# SET PROBLEM
Show every line below where "referida" can be found.

====== DATA FOR THIS TASK ======

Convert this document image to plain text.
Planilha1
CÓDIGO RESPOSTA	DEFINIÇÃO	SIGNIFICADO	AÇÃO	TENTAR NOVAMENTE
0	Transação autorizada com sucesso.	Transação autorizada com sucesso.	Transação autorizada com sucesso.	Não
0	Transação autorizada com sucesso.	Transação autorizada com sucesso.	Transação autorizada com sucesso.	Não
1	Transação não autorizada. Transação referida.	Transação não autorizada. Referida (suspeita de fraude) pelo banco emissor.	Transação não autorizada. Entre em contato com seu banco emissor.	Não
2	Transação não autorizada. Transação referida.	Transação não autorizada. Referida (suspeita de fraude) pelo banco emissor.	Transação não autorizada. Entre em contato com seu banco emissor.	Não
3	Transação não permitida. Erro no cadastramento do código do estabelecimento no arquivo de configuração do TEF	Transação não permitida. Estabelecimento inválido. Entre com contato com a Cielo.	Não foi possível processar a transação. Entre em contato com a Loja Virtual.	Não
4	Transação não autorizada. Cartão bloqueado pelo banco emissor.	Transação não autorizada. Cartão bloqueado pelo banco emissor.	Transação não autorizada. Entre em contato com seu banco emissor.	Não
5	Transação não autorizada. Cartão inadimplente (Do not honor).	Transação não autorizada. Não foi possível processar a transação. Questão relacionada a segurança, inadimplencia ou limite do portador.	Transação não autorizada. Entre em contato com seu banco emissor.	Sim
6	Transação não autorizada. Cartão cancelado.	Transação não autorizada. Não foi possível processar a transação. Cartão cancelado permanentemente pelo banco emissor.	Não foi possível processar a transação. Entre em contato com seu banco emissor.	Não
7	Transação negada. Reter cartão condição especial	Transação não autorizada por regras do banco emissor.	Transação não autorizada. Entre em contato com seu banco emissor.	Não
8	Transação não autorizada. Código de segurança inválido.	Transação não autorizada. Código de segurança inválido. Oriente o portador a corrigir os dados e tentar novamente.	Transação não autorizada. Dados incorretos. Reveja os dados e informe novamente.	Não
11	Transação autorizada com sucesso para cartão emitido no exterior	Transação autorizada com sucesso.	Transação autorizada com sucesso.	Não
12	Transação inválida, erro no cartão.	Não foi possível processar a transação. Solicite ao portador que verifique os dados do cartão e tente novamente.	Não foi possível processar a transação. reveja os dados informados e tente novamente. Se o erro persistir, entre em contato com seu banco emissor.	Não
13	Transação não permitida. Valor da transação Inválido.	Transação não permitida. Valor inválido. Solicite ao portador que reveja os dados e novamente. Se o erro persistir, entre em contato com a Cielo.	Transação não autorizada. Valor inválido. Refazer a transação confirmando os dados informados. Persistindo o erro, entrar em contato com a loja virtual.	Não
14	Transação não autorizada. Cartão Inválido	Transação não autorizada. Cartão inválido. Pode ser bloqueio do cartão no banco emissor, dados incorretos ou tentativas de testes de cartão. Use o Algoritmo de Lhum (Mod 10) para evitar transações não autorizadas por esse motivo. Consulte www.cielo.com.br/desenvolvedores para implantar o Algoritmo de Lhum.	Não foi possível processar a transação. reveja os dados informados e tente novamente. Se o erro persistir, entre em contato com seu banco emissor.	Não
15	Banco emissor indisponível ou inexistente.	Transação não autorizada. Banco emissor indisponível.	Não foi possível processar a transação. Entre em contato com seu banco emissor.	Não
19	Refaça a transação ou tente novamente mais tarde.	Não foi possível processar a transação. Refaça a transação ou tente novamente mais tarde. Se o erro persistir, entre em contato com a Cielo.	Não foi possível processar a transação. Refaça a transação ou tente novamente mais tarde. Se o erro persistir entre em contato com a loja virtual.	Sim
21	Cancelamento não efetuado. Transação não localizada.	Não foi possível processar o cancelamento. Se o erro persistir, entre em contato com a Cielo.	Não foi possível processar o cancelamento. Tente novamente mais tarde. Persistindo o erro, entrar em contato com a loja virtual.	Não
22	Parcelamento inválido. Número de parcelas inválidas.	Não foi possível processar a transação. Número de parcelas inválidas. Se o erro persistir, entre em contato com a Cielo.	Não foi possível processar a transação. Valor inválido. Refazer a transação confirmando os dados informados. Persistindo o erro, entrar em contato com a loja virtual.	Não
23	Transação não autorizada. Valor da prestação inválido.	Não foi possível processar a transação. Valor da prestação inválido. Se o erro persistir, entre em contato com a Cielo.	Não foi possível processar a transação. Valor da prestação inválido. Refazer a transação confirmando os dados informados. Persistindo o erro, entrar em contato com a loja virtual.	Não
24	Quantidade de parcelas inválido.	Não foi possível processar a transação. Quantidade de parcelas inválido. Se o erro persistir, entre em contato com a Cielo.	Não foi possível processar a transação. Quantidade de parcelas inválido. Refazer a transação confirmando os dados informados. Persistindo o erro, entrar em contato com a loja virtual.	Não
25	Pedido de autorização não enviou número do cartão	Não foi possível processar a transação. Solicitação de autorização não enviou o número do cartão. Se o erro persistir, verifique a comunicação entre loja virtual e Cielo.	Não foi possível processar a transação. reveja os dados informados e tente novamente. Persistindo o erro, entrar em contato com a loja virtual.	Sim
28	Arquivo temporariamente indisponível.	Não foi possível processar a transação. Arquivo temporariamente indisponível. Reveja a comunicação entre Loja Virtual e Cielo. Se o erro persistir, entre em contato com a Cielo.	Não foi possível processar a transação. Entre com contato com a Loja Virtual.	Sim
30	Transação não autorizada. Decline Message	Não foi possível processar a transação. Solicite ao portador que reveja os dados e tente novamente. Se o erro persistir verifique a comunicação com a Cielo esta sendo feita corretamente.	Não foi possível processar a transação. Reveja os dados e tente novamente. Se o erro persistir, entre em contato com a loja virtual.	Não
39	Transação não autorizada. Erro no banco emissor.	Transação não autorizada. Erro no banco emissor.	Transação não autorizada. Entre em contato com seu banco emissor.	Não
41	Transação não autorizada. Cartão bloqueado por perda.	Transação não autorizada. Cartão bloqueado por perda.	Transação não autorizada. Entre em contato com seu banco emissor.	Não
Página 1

======

# ANSWER TO THIS EXERCISE
1	Transação não autorizada. Transação referida.	Transação não autorizada. Referida (suspeita de fraude) pelo banco emissor.	Transação não autorizada. Entre em contato com seu banco emissor.	Não
2	Transação não autorizada. Transação referida.	Transação não autorizada. Referida (suspeita de fraude) pelo banco emissor.	Transação não autorizada. Entre em contato com seu banco emissor.	Não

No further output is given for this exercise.